▶ EXERCISE DESCRIPTION
Each entry below should be echoed exactly, with pictures omitted.

==================================================

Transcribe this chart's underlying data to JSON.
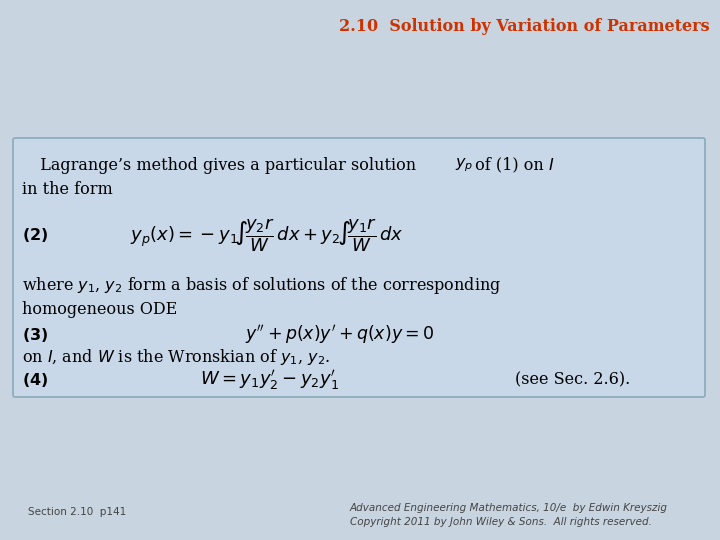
{
  "title": "2.10  Solution by Variation of Parameters",
  "title_color": "#CC3300",
  "title_fontsize": 11.5,
  "slide_bg": "#C8D4E0",
  "box_bg_color": "#C8D8E8",
  "box_border_color": "#8AAABB",
  "footer_left": "Section 2.10  p141",
  "footer_right": "Advanced Engineering Mathematics, 10/e  by Edwin Kreyszig\nCopyright 2011 by John Wiley & Sons.  All rights reserved.",
  "footer_fontsize": 7.5
}
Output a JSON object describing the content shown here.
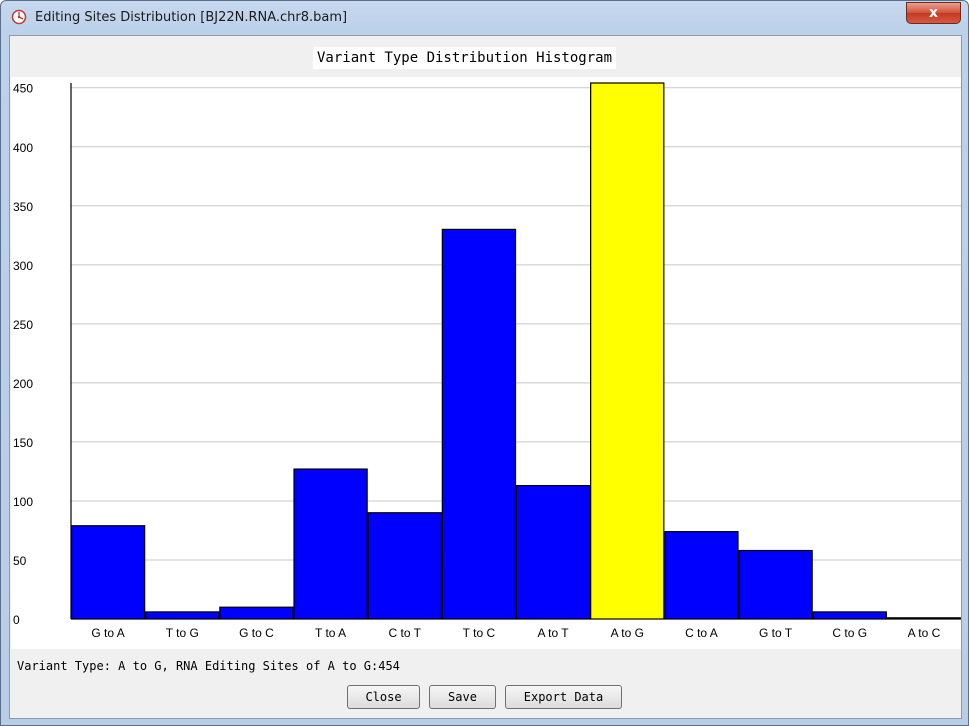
{
  "window": {
    "title": "Editing Sites Distribution [BJ22N.RNA.chr8.bam]",
    "close_glyph": "x"
  },
  "status": "Variant Type: A to G, RNA Editing Sites of A to G:454",
  "buttons": {
    "close": "Close",
    "save": "Save",
    "export": "Export Data"
  },
  "colors": {
    "bar": "#0000ff",
    "highlight": "#ffff00"
  },
  "chart_data": {
    "type": "bar",
    "title": "Variant Type Distribution Histogram",
    "categories": [
      "G to A",
      "T to G",
      "G to C",
      "T to A",
      "C to T",
      "T to C",
      "A to T",
      "A to G",
      "C to A",
      "G to T",
      "C to G",
      "A to C"
    ],
    "values": [
      79,
      6,
      10,
      127,
      90,
      330,
      113,
      454,
      74,
      58,
      6,
      1
    ],
    "highlighted": "A to G",
    "ylim": [
      0,
      454
    ],
    "yticks": [
      0,
      50,
      100,
      150,
      200,
      250,
      300,
      350,
      400,
      450
    ],
    "grid": true,
    "xlabel": "",
    "ylabel": ""
  }
}
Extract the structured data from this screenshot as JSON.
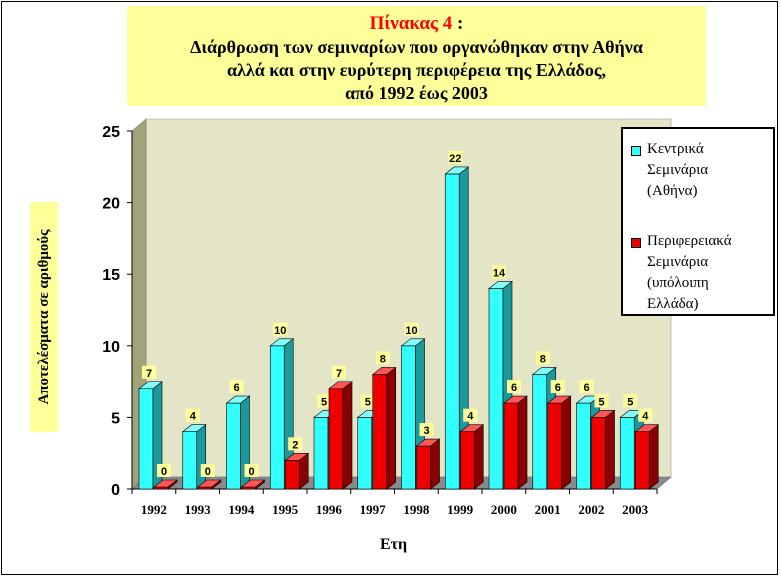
{
  "title": {
    "label": "Πίνακας 4",
    "colon": " :",
    "lines": [
      "Διάρθρωση των σεμιναρίων που οργανώθηκαν στην Αθήνα",
      "αλλά και στην ευρύτερη περιφέρεια της Ελλάδος,",
      "από 1992 έως 2003"
    ]
  },
  "chart_data": {
    "type": "bar",
    "categories": [
      "1992",
      "1993",
      "1994",
      "1995",
      "1996",
      "1997",
      "1998",
      "1999",
      "2000",
      "2001",
      "2002",
      "2003"
    ],
    "series": [
      {
        "name": "Κεντρικά Σεμινάρια (Αθήνα)",
        "values": [
          7,
          4,
          6,
          10,
          5,
          5,
          10,
          22,
          14,
          8,
          6,
          5
        ],
        "color": "#33ffff",
        "side": "#1a9a9a",
        "top": "#80ffff"
      },
      {
        "name": "Περιφερειακά Σεμινάρια (υπόλοιπη Ελλάδα)",
        "values": [
          0,
          0,
          0,
          2,
          7,
          8,
          3,
          4,
          6,
          6,
          5,
          4
        ],
        "color": "#ee0000",
        "side": "#8a0000",
        "top": "#ff5555"
      }
    ],
    "ylim": [
      0,
      25
    ],
    "yticks": [
      0,
      5,
      10,
      15,
      20,
      25
    ],
    "ylabel": "Αποτελέσματα σε αριθμούς",
    "xlabel": "Ετη",
    "legend_position": "right",
    "legend_lines": [
      [
        "Κεντρικά",
        "Σεμινάρια",
        "(Αθήνα)"
      ],
      [
        "Περιφερειακά",
        "Σεμινάρια",
        "(υπόλοιπη",
        "Ελλάδα)"
      ]
    ]
  }
}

==================================================

▶ COMPLETED TASK
Transcribe this chart's underlying data to JSON.
{
  "title": "2.10  Solution by Variation of Parameters",
  "title_color": "#CC3300",
  "title_fontsize": 11.5,
  "slide_bg": "#C8D4E0",
  "box_bg_color": "#C8D8E8",
  "box_border_color": "#8AAABB",
  "footer_left": "Section 2.10  p141",
  "footer_right": "Advanced Engineering Mathematics, 10/e  by Edwin Kreyszig\nCopyright 2011 by John Wiley & Sons.  All rights reserved.",
  "footer_fontsize": 7.5
}
Output a JSON object describing the content shown here.
{
  "window": {
    "title": "Editing Sites Distribution [BJ22N.RNA.chr8.bam]",
    "close_glyph": "x"
  },
  "status": "Variant Type: A to G, RNA Editing Sites of A to G:454",
  "buttons": {
    "close": "Close",
    "save": "Save",
    "export": "Export Data"
  },
  "colors": {
    "bar": "#0000ff",
    "highlight": "#ffff00"
  },
  "chart_data": {
    "type": "bar",
    "title": "Variant Type Distribution Histogram",
    "categories": [
      "G to A",
      "T to G",
      "G to C",
      "T to A",
      "C to T",
      "T to C",
      "A to T",
      "A to G",
      "C to A",
      "G to T",
      "C to G",
      "A to C"
    ],
    "values": [
      79,
      6,
      10,
      127,
      90,
      330,
      113,
      454,
      74,
      58,
      6,
      1
    ],
    "highlighted": "A to G",
    "ylim": [
      0,
      454
    ],
    "yticks": [
      0,
      50,
      100,
      150,
      200,
      250,
      300,
      350,
      400,
      450
    ],
    "grid": true,
    "xlabel": "",
    "ylabel": ""
  }
}
Extract the structured data from this screenshot as JSON.
{
  "title": {
    "label": "Πίνακας 4",
    "colon": " :",
    "lines": [
      "Διάρθρωση των σεμιναρίων που οργανώθηκαν στην Αθήνα",
      "αλλά και στην ευρύτερη περιφέρεια της Ελλάδος,",
      "από 1992 έως 2003"
    ]
  },
  "chart_data": {
    "type": "bar",
    "categories": [
      "1992",
      "1993",
      "1994",
      "1995",
      "1996",
      "1997",
      "1998",
      "1999",
      "2000",
      "2001",
      "2002",
      "2003"
    ],
    "series": [
      {
        "name": "Κεντρικά Σεμινάρια (Αθήνα)",
        "values": [
          7,
          4,
          6,
          10,
          5,
          5,
          10,
          22,
          14,
          8,
          6,
          5
        ],
        "color": "#33ffff",
        "side": "#1a9a9a",
        "top": "#80ffff"
      },
      {
        "name": "Περιφερειακά Σεμινάρια (υπόλοιπη Ελλάδα)",
        "values": [
          0,
          0,
          0,
          2,
          7,
          8,
          3,
          4,
          6,
          6,
          5,
          4
        ],
        "color": "#ee0000",
        "side": "#8a0000",
        "top": "#ff5555"
      }
    ],
    "ylim": [
      0,
      25
    ],
    "yticks": [
      0,
      5,
      10,
      15,
      20,
      25
    ],
    "ylabel": "Αποτελέσματα σε αριθμούς",
    "xlabel": "Ετη",
    "legend_position": "right",
    "legend_lines": [
      [
        "Κεντρικά",
        "Σεμινάρια",
        "(Αθήνα)"
      ],
      [
        "Περιφερειακά",
        "Σεμινάρια",
        "(υπόλοιπη",
        "Ελλάδα)"
      ]
    ]
  }
}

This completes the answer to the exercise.